§ **WHAT IS NEEDED**: Reproduce every line of the records below verbatim, leaving out the pictures.

#### STORED RECORDS

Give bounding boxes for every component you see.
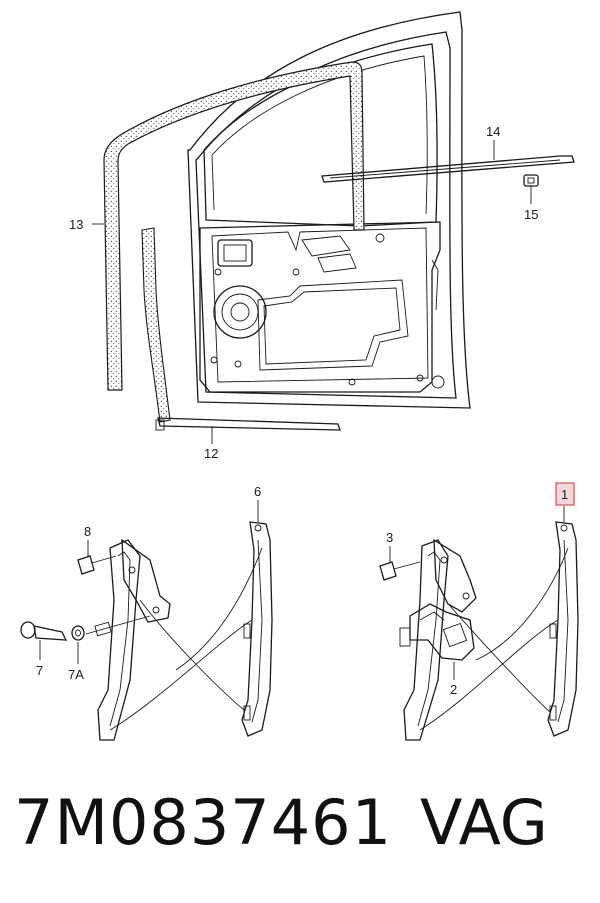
- speaker: [213, 285, 267, 339]
- callout-1-highlight: [555, 482, 575, 506]
- glass-channel: [141, 227, 171, 423]
- leader-lines: [39, 140, 565, 680]
- lower-strip-12: [157, 417, 341, 431]
- callout-14: 14: [486, 124, 500, 139]
- regulator-right: [379, 521, 579, 741]
- rail-6: [241, 521, 273, 737]
- door-inner-frame: [195, 31, 457, 399]
- callout-1: 1: [561, 487, 568, 502]
- callout-13: 13: [69, 217, 83, 232]
- callout-15: 15: [524, 207, 538, 222]
- crank-handle-7: [20, 621, 68, 641]
- callout-8: 8: [84, 524, 91, 539]
- clip-15: [523, 174, 539, 187]
- callout-7: 7: [36, 663, 43, 678]
- callout-7a: 7A: [68, 667, 84, 682]
- door-assembly: [103, 11, 575, 431]
- part-number: 7M0837461: [14, 786, 393, 859]
- callout-3: 3: [386, 530, 393, 545]
- callout-12: 12: [204, 446, 218, 461]
- regulator-left: [20, 521, 273, 741]
- bolt-8: [77, 555, 117, 575]
- washer-7A: [71, 625, 85, 641]
- door-outer-frame: [187, 11, 471, 409]
- bolt-3: [379, 561, 421, 581]
- rail-14: [321, 155, 575, 183]
- window-opening: [203, 43, 438, 227]
- callout-2: 2: [450, 682, 457, 697]
- panel-cutout: [217, 239, 253, 267]
- window-seal-13: [103, 61, 365, 391]
- motor-2: [399, 603, 475, 661]
- callout-6: 6: [254, 484, 261, 499]
- brand-label: VAG: [420, 786, 548, 859]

########

§ **TASK ANSWER**:
Give bounding boxes for every component you see.
- speaker: [213, 285, 267, 339]
- callout-1-highlight: [555, 482, 575, 506]
- glass-channel: [141, 227, 171, 423]
- leader-lines: [39, 140, 565, 680]
- lower-strip-12: [157, 417, 341, 431]
- callout-14: 14: [486, 124, 500, 139]
- regulator-right: [379, 521, 579, 741]
- rail-6: [241, 521, 273, 737]
- door-inner-frame: [195, 31, 457, 399]
- callout-1: 1: [561, 487, 568, 502]
- callout-13: 13: [69, 217, 83, 232]
- callout-15: 15: [524, 207, 538, 222]
- crank-handle-7: [20, 621, 68, 641]
- callout-8: 8: [84, 524, 91, 539]
- clip-15: [523, 174, 539, 187]
- callout-7: 7: [36, 663, 43, 678]
- callout-7a: 7A: [68, 667, 84, 682]
- door-assembly: [103, 11, 575, 431]
- part-number: 7M0837461: [14, 786, 393, 859]
- callout-3: 3: [386, 530, 393, 545]
- callout-12: 12: [204, 446, 218, 461]
- regulator-left: [20, 521, 273, 741]
- bolt-8: [77, 555, 117, 575]
- washer-7A: [71, 625, 85, 641]
- door-outer-frame: [187, 11, 471, 409]
- bolt-3: [379, 561, 421, 581]
- rail-14: [321, 155, 575, 183]
- window-opening: [203, 43, 438, 227]
- callout-2: 2: [450, 682, 457, 697]
- panel-cutout: [217, 239, 253, 267]
- window-seal-13: [103, 61, 365, 391]
- motor-2: [399, 603, 475, 661]
- callout-6: 6: [254, 484, 261, 499]
- brand-label: VAG: [420, 786, 548, 859]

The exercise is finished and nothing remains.